[Opening TEXT section]

Author information
1Division of Global Public Health, University of California San Diego, USA.
2School of Social and Community Medicine, University of Bristol, UK.
3Leeds Community Healthcare NHS Trust, UK.
4London School of Hygiene and Tropical Medicine, UK.
5University of Nottingham, UK.
6County Durham and Darlington NHS Trust, UK.
7Glasgow Caledonian University, UK.
8Public Health England, UK.
Abstract
BACKGROUND:
Prisoners have a high prevalence of Hepatitis C virus (HCV), but case-finding may not have been cost-effective because treatment often exceeded average prison stay combined with a lack of continuity-of-care. We assess the cost-effectiveness of increased HCV case-finding and treatment in UK prisons using short-course therapies.

[Closing TEXT section]
[Opening EXTRACTED RECORDS section]

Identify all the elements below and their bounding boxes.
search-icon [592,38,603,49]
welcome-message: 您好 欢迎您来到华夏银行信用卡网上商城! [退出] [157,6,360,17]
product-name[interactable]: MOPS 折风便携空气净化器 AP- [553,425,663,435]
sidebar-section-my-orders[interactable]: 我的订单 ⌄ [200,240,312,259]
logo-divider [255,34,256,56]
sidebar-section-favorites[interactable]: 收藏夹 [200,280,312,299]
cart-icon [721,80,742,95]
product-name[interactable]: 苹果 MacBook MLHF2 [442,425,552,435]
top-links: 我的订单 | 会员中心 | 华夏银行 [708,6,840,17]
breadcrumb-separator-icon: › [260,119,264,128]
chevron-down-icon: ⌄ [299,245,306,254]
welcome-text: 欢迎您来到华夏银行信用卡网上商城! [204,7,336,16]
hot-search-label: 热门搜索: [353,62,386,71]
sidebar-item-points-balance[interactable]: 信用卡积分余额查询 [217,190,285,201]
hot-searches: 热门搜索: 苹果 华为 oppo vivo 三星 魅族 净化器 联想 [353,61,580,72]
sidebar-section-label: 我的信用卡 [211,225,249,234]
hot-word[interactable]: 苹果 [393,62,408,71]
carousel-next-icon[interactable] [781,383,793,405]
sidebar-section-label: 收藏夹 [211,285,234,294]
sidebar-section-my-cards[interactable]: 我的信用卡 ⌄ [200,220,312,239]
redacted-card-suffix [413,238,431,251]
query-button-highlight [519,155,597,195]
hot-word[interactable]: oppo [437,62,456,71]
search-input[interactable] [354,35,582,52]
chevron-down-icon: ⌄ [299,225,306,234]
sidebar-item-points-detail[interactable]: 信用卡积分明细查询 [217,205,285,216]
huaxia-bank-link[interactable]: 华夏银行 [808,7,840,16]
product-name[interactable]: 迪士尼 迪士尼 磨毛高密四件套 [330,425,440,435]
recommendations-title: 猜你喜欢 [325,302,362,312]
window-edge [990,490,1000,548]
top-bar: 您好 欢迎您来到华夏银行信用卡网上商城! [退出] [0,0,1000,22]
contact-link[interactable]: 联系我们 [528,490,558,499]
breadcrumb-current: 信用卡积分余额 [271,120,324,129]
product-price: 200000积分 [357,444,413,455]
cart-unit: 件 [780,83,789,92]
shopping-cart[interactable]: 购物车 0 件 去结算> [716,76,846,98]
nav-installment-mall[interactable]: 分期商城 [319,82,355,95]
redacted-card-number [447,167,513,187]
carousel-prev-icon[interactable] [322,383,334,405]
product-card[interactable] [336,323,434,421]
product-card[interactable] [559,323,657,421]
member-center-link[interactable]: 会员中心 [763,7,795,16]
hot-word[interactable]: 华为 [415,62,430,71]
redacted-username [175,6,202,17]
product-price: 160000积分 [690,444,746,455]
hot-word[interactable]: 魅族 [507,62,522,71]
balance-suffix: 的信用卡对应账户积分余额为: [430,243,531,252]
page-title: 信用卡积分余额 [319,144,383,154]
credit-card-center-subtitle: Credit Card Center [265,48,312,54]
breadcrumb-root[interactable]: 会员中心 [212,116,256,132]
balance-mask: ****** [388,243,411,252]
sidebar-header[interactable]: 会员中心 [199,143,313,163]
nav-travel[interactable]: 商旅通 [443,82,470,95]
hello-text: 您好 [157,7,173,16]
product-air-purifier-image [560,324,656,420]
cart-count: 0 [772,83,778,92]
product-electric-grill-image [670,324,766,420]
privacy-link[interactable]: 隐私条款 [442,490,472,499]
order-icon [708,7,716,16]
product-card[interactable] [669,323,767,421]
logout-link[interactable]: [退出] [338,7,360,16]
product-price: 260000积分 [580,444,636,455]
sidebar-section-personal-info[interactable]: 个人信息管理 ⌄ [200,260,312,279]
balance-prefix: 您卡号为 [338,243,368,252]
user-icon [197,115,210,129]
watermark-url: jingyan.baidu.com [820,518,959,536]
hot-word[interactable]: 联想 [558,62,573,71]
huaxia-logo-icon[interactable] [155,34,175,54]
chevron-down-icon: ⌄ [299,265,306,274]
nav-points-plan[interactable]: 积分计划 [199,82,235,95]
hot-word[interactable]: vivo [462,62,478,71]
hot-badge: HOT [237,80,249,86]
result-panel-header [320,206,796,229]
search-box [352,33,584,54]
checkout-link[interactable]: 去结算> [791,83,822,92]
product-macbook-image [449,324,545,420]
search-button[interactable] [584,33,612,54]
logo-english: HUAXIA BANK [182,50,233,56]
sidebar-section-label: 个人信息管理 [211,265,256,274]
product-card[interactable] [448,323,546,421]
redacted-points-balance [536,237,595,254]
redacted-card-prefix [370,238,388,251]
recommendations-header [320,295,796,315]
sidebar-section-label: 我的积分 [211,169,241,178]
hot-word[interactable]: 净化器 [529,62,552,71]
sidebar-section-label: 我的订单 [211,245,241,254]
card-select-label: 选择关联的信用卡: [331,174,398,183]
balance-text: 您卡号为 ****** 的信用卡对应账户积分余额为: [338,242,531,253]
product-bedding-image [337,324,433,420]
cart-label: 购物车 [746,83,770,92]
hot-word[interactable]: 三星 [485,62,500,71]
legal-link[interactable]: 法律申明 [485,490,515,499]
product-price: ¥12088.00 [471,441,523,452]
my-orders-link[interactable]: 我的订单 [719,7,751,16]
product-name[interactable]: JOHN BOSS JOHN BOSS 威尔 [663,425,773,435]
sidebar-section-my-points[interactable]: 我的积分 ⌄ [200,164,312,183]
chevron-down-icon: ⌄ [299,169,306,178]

[Closing EXTRACTED RECORDS section]

**REQUIREMENT**
According to the abstract on HCV in UK prisons, why may case-finding among prisoners not have been cost-effective? The lines have no connection to the abstract on HCV case-finding in prisons.

**WRITTEN REPLY**
Treatment often exceeded the average prison stay, combined with a lack of continuity-of-care.